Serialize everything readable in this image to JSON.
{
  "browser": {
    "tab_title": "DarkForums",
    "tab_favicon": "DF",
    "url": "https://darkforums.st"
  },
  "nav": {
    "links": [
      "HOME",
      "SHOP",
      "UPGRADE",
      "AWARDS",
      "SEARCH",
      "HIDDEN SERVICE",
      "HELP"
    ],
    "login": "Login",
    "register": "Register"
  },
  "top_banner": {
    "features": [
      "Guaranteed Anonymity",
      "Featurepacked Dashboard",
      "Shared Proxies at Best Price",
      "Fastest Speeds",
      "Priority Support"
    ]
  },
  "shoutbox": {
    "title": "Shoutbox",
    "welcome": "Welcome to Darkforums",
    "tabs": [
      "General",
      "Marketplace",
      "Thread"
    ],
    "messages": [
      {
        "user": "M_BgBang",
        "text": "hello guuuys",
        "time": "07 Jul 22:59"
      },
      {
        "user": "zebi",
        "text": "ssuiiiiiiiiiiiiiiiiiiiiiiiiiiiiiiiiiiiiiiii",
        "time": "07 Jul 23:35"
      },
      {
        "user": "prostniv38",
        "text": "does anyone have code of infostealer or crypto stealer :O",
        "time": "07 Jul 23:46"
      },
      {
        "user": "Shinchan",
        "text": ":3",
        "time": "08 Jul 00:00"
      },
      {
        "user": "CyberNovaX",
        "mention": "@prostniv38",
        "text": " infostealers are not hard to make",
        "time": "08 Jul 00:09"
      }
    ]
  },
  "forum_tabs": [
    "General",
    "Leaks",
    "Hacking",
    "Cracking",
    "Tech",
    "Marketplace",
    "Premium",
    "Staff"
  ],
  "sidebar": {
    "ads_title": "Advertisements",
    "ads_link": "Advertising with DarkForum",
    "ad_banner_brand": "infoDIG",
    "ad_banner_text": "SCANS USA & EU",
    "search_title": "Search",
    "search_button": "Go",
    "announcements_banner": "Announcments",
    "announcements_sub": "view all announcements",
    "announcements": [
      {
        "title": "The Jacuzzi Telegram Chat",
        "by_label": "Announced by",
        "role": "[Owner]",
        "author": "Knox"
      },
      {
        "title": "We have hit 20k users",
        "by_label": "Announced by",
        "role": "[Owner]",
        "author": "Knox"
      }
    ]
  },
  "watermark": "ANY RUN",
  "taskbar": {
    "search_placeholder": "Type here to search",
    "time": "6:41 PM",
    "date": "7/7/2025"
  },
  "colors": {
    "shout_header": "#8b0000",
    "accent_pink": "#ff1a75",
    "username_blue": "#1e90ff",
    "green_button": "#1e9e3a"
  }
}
----------
Short problem: Print the listing above in its entirety, with every line exact.

Answer for the task:
Serialize everything readable in this image to JSON.
{
  "browser": {
    "tab_title": "DarkForums",
    "tab_favicon": "DF",
    "url": "https://darkforums.st"
  },
  "nav": {
    "links": [
      "HOME",
      "SHOP",
      "UPGRADE",
      "AWARDS",
      "SEARCH",
      "HIDDEN SERVICE",
      "HELP"
    ],
    "login": "Login",
    "register": "Register"
  },
  "top_banner": {
    "features": [
      "Guaranteed Anonymity",
      "Featurepacked Dashboard",
      "Shared Proxies at Best Price",
      "Fastest Speeds",
      "Priority Support"
    ]
  },
  "shoutbox": {
    "title": "Shoutbox",
    "welcome": "Welcome to Darkforums",
    "tabs": [
      "General",
      "Marketplace",
      "Thread"
    ],
    "messages": [
      {
        "user": "M_BgBang",
        "text": "hello guuuys",
        "time": "07 Jul 22:59"
      },
      {
        "user": "zebi",
        "text": "ssuiiiiiiiiiiiiiiiiiiiiiiiiiiiiiiiiiiiiiiii",
        "time": "07 Jul 23:35"
      },
      {
        "user": "prostniv38",
        "text": "does anyone have code of infostealer or crypto stealer :O",
        "time": "07 Jul 23:46"
      },
      {
        "user": "Shinchan",
        "text": ":3",
        "time": "08 Jul 00:00"
      },
      {
        "user": "CyberNovaX",
        "mention": "@prostniv38",
        "text": " infostealers are not hard to make",
        "time": "08 Jul 00:09"
      }
    ]
  },
  "forum_tabs": [
    "General",
    "Leaks",
    "Hacking",
    "Cracking",
    "Tech",
    "Marketplace",
    "Premium",
    "Staff"
  ],
  "sidebar": {
    "ads_title": "Advertisements",
    "ads_link": "Advertising with DarkForum",
    "ad_banner_brand": "infoDIG",
    "ad_banner_text": "SCANS USA & EU",
    "search_title": "Search",
    "search_button": "Go",
    "announcements_banner": "Announcments",
    "announcements_sub": "view all announcements",
    "announcements": [
      {
        "title": "The Jacuzzi Telegram Chat",
        "by_label": "Announced by",
        "role": "[Owner]",
        "author": "Knox"
      },
      {
        "title": "We have hit 20k users",
        "by_label": "Announced by",
        "role": "[Owner]",
        "author": "Knox"
      }
    ]
  },
  "watermark": "ANY RUN",
  "taskbar": {
    "search_placeholder": "Type here to search",
    "time": "6:41 PM",
    "date": "7/7/2025"
  },
  "colors": {
    "shout_header": "#8b0000",
    "accent_pink": "#ff1a75",
    "username_blue": "#1e90ff",
    "green_button": "#1e9e3a"
  }
}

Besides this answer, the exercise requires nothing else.